##### Supplied data
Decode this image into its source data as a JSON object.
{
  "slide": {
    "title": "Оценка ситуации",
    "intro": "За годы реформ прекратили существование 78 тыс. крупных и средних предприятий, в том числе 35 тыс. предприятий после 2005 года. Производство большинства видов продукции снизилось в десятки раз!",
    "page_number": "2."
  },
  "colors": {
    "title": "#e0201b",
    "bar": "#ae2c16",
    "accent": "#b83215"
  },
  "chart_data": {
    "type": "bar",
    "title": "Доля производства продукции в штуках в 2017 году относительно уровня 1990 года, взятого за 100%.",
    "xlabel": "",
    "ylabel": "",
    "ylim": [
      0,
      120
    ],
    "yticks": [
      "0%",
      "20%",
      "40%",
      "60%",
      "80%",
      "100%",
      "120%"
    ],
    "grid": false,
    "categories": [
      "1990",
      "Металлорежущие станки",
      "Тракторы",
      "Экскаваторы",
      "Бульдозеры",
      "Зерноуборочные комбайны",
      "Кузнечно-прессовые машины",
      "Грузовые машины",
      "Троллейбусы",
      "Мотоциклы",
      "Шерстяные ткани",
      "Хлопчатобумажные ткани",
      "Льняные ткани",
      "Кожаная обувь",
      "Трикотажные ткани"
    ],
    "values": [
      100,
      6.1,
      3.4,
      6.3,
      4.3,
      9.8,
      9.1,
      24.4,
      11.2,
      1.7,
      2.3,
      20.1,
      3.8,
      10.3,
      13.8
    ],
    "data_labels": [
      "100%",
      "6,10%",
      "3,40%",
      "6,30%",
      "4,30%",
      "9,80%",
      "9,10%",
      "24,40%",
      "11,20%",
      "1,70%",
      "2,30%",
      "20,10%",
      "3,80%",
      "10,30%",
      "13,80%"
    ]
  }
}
##########
— What is asked —
Count the lines of the data that contain the string "title", and reply with that number alone.

— Completed exercise —
3